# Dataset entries
┄┄┄┄┄┄

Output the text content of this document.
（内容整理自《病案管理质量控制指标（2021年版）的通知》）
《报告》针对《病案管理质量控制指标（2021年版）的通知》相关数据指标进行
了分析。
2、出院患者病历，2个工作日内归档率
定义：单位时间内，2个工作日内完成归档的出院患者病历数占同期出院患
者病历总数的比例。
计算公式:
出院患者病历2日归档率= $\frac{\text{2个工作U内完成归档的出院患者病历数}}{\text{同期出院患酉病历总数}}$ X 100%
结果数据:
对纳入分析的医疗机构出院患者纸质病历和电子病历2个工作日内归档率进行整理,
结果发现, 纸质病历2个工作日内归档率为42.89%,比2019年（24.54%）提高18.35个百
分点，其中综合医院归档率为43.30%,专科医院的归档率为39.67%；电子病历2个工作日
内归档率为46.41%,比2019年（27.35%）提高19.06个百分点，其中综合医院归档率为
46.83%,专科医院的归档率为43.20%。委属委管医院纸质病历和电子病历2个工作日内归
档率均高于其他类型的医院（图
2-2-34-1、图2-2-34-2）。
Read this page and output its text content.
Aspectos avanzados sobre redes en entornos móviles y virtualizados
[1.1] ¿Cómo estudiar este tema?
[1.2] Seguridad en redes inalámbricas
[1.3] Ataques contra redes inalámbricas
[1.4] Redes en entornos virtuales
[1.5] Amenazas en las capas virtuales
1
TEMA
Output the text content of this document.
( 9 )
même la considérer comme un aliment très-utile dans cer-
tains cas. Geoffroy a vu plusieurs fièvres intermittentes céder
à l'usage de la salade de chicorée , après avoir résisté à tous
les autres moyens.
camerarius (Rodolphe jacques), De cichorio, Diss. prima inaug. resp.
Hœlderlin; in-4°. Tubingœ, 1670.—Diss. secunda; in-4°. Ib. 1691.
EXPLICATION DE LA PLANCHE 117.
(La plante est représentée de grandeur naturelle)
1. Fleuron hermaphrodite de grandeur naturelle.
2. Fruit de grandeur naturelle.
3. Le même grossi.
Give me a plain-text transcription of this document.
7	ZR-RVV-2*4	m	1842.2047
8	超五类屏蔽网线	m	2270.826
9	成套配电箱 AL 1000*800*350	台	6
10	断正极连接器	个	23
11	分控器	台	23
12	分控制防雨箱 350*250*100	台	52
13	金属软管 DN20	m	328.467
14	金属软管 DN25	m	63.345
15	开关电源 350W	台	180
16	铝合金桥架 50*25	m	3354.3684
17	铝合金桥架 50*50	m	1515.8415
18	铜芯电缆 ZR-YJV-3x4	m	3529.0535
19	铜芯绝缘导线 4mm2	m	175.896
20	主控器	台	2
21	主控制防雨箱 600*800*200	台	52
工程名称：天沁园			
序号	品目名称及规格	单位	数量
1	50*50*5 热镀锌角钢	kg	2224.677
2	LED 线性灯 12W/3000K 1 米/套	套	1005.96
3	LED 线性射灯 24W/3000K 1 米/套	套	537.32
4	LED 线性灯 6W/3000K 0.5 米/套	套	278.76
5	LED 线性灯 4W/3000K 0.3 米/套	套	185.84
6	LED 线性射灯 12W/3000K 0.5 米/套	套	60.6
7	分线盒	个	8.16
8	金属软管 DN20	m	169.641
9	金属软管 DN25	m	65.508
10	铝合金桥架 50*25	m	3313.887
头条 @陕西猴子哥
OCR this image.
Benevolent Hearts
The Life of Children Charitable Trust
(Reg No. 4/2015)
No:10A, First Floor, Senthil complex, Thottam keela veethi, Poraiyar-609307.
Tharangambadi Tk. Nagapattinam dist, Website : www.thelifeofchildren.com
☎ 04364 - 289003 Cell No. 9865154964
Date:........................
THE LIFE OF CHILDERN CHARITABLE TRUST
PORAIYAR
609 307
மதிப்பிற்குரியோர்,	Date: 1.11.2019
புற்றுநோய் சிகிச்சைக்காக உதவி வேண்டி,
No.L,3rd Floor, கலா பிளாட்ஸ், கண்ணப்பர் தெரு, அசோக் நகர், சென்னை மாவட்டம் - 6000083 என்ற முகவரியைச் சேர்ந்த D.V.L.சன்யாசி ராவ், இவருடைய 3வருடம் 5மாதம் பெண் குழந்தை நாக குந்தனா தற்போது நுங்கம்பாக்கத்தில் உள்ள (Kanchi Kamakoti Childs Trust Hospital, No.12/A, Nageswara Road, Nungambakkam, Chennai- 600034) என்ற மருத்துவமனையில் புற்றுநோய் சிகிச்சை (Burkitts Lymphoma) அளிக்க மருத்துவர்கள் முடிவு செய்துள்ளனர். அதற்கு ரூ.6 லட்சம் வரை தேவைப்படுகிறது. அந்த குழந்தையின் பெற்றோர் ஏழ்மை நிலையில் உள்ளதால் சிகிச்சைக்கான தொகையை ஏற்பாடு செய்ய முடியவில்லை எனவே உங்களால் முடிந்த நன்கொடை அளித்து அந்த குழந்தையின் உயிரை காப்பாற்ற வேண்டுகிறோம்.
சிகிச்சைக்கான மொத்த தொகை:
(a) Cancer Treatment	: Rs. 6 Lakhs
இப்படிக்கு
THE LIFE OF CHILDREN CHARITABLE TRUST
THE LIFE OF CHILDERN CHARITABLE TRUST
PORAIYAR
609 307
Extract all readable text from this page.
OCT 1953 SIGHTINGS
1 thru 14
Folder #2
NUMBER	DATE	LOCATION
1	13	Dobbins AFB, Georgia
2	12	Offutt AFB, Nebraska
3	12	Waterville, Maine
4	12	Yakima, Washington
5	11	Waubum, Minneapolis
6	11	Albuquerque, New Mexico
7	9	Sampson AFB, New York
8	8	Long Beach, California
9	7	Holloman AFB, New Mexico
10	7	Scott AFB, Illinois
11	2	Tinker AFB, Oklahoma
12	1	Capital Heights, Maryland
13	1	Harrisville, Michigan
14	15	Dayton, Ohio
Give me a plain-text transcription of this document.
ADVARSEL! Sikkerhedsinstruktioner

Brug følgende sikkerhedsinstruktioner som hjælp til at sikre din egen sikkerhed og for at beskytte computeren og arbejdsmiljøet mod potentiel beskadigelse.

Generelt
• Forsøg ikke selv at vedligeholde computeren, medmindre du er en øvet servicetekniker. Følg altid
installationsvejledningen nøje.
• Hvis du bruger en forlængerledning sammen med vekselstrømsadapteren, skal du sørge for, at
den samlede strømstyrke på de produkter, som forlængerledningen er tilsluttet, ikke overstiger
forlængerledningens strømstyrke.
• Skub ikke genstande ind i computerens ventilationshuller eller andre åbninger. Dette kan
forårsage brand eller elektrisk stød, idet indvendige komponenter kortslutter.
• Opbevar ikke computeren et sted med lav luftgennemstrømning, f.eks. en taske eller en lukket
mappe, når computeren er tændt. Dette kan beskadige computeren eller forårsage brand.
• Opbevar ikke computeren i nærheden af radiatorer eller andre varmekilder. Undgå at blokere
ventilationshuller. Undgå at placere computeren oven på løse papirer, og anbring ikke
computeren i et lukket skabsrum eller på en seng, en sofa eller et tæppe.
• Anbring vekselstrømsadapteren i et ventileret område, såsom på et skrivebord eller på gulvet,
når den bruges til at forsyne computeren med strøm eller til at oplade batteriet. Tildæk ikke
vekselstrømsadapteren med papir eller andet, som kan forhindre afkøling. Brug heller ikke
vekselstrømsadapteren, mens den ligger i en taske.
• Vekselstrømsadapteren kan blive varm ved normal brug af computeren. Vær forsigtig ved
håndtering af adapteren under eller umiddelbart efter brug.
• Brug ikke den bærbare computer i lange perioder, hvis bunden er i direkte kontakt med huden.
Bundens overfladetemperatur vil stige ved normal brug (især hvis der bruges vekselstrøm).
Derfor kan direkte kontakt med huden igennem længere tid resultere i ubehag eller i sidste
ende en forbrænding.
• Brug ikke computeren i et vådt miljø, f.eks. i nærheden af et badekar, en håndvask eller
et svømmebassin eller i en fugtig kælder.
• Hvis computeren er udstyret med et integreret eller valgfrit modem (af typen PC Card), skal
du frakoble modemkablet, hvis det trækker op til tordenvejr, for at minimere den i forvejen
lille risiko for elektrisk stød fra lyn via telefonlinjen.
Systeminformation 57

┄┄┄┄┄┄

# Your instructions
Extract every line above containing the word "andre".

# Response for this exercise
• Skub ikke genstande ind i computerens ventilationshuller eller andre åbninger. Dette kan
• Opbevar ikke computeren i nærheden af radiatorer eller andre varmekilder. Undgå at blokere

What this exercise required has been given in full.